[Problem to solve] Find every line with the word "Index" and give their count, nothing else.

::::::

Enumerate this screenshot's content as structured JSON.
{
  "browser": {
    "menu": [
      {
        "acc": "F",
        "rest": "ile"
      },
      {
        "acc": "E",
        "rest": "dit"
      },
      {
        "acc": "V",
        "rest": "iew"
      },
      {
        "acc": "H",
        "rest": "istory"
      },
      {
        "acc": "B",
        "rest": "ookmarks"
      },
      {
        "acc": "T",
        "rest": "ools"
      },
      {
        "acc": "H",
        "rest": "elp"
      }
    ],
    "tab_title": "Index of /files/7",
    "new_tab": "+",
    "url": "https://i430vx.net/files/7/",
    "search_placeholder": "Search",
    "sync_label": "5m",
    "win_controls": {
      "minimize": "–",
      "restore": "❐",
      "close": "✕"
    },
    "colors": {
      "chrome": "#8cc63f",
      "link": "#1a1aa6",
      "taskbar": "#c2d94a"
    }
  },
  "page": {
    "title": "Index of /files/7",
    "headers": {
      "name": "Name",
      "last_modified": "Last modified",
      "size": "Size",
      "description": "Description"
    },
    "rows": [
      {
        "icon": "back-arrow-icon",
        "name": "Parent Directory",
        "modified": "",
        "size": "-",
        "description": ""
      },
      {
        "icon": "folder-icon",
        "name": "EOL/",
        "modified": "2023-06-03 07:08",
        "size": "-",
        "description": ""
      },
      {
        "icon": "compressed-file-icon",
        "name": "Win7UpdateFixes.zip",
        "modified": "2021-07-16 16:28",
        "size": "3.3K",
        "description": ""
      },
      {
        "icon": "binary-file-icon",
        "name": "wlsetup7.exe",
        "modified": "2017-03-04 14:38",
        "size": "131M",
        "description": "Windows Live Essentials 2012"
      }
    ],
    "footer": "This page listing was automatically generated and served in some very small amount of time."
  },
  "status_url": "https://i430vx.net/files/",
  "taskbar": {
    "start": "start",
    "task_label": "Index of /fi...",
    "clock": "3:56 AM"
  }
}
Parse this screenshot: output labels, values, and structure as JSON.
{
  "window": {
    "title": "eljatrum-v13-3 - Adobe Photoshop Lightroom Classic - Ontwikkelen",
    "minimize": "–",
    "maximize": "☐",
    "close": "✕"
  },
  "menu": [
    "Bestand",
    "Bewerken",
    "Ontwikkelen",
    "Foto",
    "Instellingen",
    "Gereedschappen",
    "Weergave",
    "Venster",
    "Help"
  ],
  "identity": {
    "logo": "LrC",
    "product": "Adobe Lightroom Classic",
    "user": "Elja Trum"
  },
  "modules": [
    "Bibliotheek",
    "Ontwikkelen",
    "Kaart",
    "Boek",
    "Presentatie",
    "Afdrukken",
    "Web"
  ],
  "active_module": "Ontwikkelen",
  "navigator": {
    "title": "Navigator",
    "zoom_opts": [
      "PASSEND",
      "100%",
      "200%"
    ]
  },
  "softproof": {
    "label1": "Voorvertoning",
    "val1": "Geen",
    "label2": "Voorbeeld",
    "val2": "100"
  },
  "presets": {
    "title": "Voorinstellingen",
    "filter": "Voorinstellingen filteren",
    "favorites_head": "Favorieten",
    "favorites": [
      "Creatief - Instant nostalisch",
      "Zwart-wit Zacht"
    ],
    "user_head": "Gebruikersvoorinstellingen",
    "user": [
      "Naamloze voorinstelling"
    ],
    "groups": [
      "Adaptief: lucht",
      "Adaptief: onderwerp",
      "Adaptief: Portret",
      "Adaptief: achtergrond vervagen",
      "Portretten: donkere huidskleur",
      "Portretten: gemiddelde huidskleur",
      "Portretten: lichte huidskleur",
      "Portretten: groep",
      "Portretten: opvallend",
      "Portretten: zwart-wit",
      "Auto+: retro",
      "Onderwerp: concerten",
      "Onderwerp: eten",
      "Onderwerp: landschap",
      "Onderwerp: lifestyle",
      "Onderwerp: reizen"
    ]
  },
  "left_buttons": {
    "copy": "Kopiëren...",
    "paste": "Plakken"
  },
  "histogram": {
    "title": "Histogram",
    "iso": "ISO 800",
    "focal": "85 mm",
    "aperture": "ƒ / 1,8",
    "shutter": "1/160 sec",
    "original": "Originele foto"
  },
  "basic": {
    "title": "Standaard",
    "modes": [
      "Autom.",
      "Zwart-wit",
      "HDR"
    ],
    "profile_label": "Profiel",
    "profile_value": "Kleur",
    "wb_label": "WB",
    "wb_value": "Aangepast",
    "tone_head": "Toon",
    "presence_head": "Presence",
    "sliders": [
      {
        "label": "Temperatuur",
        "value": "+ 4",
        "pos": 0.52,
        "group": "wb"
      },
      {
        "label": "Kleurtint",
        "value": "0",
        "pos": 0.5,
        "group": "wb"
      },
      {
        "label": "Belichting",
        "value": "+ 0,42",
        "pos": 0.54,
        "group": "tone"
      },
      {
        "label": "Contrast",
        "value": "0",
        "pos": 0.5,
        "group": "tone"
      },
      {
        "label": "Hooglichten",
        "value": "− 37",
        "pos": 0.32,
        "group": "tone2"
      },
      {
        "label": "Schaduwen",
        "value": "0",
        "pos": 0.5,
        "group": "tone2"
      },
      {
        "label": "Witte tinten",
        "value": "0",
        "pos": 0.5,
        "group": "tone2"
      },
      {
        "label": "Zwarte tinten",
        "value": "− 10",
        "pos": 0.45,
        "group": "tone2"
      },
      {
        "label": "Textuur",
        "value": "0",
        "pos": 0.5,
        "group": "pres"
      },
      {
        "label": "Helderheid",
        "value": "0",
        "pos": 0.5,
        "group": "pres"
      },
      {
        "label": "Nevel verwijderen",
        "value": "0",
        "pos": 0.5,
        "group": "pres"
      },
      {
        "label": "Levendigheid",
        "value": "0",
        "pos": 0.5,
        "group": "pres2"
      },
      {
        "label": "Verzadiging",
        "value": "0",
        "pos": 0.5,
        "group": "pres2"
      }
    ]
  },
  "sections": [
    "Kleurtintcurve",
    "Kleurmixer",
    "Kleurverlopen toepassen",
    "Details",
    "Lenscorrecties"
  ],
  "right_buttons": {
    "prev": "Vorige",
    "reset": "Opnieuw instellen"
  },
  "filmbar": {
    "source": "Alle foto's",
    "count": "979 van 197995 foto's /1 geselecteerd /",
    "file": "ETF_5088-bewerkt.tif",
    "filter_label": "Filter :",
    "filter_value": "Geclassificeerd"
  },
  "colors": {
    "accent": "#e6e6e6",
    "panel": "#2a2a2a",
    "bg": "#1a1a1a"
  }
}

::::::

[Completed task] 3